-- START OF Given information --

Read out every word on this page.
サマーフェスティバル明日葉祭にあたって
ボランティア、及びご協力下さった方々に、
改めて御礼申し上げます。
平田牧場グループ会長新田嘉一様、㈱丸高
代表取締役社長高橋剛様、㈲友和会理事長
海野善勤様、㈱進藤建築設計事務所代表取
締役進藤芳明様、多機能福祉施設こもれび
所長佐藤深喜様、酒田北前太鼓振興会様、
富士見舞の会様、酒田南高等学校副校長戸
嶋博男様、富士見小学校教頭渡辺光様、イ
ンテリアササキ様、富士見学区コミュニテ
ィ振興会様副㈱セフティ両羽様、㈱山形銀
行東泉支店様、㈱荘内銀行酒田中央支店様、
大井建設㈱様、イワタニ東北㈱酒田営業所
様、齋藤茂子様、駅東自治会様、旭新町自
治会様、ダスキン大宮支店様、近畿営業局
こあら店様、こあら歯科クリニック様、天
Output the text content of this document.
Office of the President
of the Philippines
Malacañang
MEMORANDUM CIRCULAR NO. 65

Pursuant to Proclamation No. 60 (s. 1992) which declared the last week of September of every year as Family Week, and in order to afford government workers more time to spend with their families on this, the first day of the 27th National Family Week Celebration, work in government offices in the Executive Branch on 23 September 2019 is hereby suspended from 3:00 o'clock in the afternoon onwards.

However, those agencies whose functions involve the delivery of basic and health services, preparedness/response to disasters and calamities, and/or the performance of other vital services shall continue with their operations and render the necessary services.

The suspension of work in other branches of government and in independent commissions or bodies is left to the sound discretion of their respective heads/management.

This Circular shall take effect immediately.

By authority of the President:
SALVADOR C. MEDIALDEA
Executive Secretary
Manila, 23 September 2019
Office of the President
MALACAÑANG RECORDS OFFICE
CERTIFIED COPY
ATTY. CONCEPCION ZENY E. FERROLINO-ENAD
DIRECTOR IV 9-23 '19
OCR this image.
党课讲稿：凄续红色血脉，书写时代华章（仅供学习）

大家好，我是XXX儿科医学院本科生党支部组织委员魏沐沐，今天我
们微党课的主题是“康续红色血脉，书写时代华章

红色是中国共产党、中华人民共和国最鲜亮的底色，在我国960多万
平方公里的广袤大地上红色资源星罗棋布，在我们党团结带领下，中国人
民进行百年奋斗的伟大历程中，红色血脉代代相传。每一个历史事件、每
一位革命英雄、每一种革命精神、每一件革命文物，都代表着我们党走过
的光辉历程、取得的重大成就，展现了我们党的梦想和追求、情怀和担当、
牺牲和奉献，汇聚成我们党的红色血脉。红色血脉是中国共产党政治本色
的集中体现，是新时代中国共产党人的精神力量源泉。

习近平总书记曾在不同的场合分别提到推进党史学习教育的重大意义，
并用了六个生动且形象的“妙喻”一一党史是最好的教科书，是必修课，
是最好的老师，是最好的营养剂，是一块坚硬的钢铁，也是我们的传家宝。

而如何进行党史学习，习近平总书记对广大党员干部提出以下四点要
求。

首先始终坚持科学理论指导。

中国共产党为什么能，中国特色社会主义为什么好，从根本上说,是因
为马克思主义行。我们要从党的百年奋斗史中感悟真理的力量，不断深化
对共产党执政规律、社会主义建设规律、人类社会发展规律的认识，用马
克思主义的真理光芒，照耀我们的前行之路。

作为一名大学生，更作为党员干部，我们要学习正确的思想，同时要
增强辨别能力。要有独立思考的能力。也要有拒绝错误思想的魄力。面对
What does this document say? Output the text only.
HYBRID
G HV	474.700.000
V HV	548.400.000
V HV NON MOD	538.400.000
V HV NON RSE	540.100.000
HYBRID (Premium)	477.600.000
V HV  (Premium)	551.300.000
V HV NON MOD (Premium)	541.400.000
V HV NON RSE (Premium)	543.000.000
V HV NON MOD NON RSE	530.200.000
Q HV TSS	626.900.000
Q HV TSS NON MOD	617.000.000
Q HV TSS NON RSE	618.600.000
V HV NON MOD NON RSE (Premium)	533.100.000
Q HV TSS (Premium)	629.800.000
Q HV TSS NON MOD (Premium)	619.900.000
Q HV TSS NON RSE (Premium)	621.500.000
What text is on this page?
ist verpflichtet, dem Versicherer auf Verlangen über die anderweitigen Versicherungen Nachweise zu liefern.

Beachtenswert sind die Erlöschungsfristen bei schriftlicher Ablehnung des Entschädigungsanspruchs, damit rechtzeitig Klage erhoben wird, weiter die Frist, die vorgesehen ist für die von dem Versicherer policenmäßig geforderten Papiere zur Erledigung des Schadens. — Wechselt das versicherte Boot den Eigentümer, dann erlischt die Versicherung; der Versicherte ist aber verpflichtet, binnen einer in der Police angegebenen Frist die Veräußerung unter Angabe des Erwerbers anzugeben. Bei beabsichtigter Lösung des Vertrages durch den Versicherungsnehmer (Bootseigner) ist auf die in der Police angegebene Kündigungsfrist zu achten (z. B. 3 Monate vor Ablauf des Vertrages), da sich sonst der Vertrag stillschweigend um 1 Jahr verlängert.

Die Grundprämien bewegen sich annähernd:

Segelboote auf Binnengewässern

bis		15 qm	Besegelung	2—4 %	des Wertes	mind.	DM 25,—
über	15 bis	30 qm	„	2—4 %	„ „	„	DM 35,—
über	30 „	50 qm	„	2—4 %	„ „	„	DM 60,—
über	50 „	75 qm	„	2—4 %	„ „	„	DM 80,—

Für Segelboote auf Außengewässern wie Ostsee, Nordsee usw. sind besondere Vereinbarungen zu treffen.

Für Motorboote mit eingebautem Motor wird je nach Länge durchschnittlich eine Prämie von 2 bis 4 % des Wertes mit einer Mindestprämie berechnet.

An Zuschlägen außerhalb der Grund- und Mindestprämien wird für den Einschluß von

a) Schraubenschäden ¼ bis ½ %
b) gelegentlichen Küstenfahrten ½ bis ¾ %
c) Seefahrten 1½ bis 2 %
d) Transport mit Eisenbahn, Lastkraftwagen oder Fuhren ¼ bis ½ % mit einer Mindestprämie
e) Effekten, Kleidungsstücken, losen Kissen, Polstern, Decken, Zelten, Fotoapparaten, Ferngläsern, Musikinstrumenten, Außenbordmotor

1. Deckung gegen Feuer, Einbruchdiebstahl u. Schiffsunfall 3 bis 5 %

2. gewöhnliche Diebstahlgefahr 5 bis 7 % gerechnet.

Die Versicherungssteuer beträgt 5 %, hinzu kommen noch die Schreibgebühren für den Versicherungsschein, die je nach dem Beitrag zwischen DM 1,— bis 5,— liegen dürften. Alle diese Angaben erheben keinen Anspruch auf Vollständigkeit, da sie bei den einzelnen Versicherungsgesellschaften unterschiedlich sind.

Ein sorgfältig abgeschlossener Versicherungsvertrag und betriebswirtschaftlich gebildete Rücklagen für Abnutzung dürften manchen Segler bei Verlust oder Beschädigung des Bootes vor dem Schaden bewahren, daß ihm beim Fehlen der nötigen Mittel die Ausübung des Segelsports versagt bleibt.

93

-- END OF Given information --

● **To do**: Each line above must be reproduced exactly as it stands.

● **Solution**:
Read out every word on this page.
サマーフェスティバル明日葉祭にあたって
ボランティア、及びご協力下さった方々に、
改めて御礼申し上げます。
平田牧場グループ会長新田嘉一様、㈱丸高
代表取締役社長高橋剛様、㈲友和会理事長
海野善勤様、㈱進藤建築設計事務所代表取
締役進藤芳明様、多機能福祉施設こもれび
所長佐藤深喜様、酒田北前太鼓振興会様、
富士見舞の会様、酒田南高等学校副校長戸
嶋博男様、富士見小学校教頭渡辺光様、イ
ンテリアササキ様、富士見学区コミュニテ
ィ振興会様副㈱セフティ両羽様、㈱山形銀
行東泉支店様、㈱荘内銀行酒田中央支店様、
大井建設㈱様、イワタニ東北㈱酒田営業所
様、齋藤茂子様、駅東自治会様、旭新町自
治会様、ダスキン大宮支店様、近畿営業局
こあら店様、こあら歯科クリニック様、天
Output the text content of this document.
Office of the President
of the Philippines
Malacañang
MEMORANDUM CIRCULAR NO. 65

Pursuant to Proclamation No. 60 (s. 1992) which declared the last week of September of every year as Family Week, and in order to afford government workers more time to spend with their families on this, the first day of the 27th National Family Week Celebration, work in government offices in the Executive Branch on 23 September 2019 is hereby suspended from 3:00 o'clock in the afternoon onwards.

However, those agencies whose functions involve the delivery of basic and health services, preparedness/response to disasters and calamities, and/or the performance of other vital services shall continue with their operations and render the necessary services.

The suspension of work in other branches of government and in independent commissions or bodies is left to the sound discretion of their respective heads/management.

This Circular shall take effect immediately.

By authority of the President:
SALVADOR C. MEDIALDEA
Executive Secretary
Manila, 23 September 2019
Office of the President
MALACAÑANG RECORDS OFFICE
CERTIFIED COPY
ATTY. CONCEPCION ZENY E. FERROLINO-ENAD
DIRECTOR IV 9-23 '19
OCR this image.
党课讲稿：凄续红色血脉，书写时代华章（仅供学习）

大家好，我是XXX儿科医学院本科生党支部组织委员魏沐沐，今天我
们微党课的主题是“康续红色血脉，书写时代华章

红色是中国共产党、中华人民共和国最鲜亮的底色，在我国960多万
平方公里的广袤大地上红色资源星罗棋布，在我们党团结带领下，中国人
民进行百年奋斗的伟大历程中，红色血脉代代相传。每一个历史事件、每
一位革命英雄、每一种革命精神、每一件革命文物，都代表着我们党走过
的光辉历程、取得的重大成就，展现了我们党的梦想和追求、情怀和担当、
牺牲和奉献，汇聚成我们党的红色血脉。红色血脉是中国共产党政治本色
的集中体现，是新时代中国共产党人的精神力量源泉。

习近平总书记曾在不同的场合分别提到推进党史学习教育的重大意义，
并用了六个生动且形象的“妙喻”一一党史是最好的教科书，是必修课，
是最好的老师，是最好的营养剂，是一块坚硬的钢铁，也是我们的传家宝。

而如何进行党史学习，习近平总书记对广大党员干部提出以下四点要
求。

首先始终坚持科学理论指导。

中国共产党为什么能，中国特色社会主义为什么好，从根本上说,是因
为马克思主义行。我们要从党的百年奋斗史中感悟真理的力量，不断深化
对共产党执政规律、社会主义建设规律、人类社会发展规律的认识，用马
克思主义的真理光芒，照耀我们的前行之路。

作为一名大学生，更作为党员干部，我们要学习正确的思想，同时要
增强辨别能力。要有独立思考的能力。也要有拒绝错误思想的魄力。面对
What does this document say? Output the text only.
HYBRID
G HV	474.700.000
V HV	548.400.000
V HV NON MOD	538.400.000
V HV NON RSE	540.100.000
HYBRID (Premium)	477.600.000
V HV  (Premium)	551.300.000
V HV NON MOD (Premium)	541.400.000
V HV NON RSE (Premium)	543.000.000
V HV NON MOD NON RSE	530.200.000
Q HV TSS	626.900.000
Q HV TSS NON MOD	617.000.000
Q HV TSS NON RSE	618.600.000
V HV NON MOD NON RSE (Premium)	533.100.000
Q HV TSS (Premium)	629.800.000
Q HV TSS NON MOD (Premium)	619.900.000
Q HV TSS NON RSE (Premium)	621.500.000
What text is on this page?
ist verpflichtet, dem Versicherer auf Verlangen über die anderweitigen Versicherungen Nachweise zu liefern.

Beachtenswert sind die Erlöschungsfristen bei schriftlicher Ablehnung des Entschädigungsanspruchs, damit rechtzeitig Klage erhoben wird, weiter die Frist, die vorgesehen ist für die von dem Versicherer policenmäßig geforderten Papiere zur Erledigung des Schadens. — Wechselt das versicherte Boot den Eigentümer, dann erlischt die Versicherung; der Versicherte ist aber verpflichtet, binnen einer in der Police angegebenen Frist die Veräußerung unter Angabe des Erwerbers anzugeben. Bei beabsichtigter Lösung des Vertrages durch den Versicherungsnehmer (Bootseigner) ist auf die in der Police angegebene Kündigungsfrist zu achten (z. B. 3 Monate vor Ablauf des Vertrages), da sich sonst der Vertrag stillschweigend um 1 Jahr verlängert.

Die Grundprämien bewegen sich annähernd:

Segelboote auf Binnengewässern

bis		15 qm	Besegelung	2—4 %	des Wertes	mind.	DM 25,—
über	15 bis	30 qm	„	2—4 %	„ „	„	DM 35,—
über	30 „	50 qm	„	2—4 %	„ „	„	DM 60,—
über	50 „	75 qm	„	2—4 %	„ „	„	DM 80,—

Für Segelboote auf Außengewässern wie Ostsee, Nordsee usw. sind besondere Vereinbarungen zu treffen.

Für Motorboote mit eingebautem Motor wird je nach Länge durchschnittlich eine Prämie von 2 bis 4 % des Wertes mit einer Mindestprämie berechnet.

An Zuschlägen außerhalb der Grund- und Mindestprämien wird für den Einschluß von

a) Schraubenschäden ¼ bis ½ %
b) gelegentlichen Küstenfahrten ½ bis ¾ %
c) Seefahrten 1½ bis 2 %
d) Transport mit Eisenbahn, Lastkraftwagen oder Fuhren ¼ bis ½ % mit einer Mindestprämie
e) Effekten, Kleidungsstücken, losen Kissen, Polstern, Decken, Zelten, Fotoapparaten, Ferngläsern, Musikinstrumenten, Außenbordmotor

1. Deckung gegen Feuer, Einbruchdiebstahl u. Schiffsunfall 3 bis 5 %

2. gewöhnliche Diebstahlgefahr 5 bis 7 % gerechnet.

Die Versicherungssteuer beträgt 5 %, hinzu kommen noch die Schreibgebühren für den Versicherungsschein, die je nach dem Beitrag zwischen DM 1,— bis 5,— liegen dürften. Alle diese Angaben erheben keinen Anspruch auf Vollständigkeit, da sie bei den einzelnen Versicherungsgesellschaften unterschiedlich sind.

Ein sorgfältig abgeschlossener Versicherungsvertrag und betriebswirtschaftlich gebildete Rücklagen für Abnutzung dürften manchen Segler bei Verlust oder Beschädigung des Bootes vor dem Schaden bewahren, daß ihm beim Fehlen der nötigen Mittel die Ausübung des Segelsports versagt bleibt.

93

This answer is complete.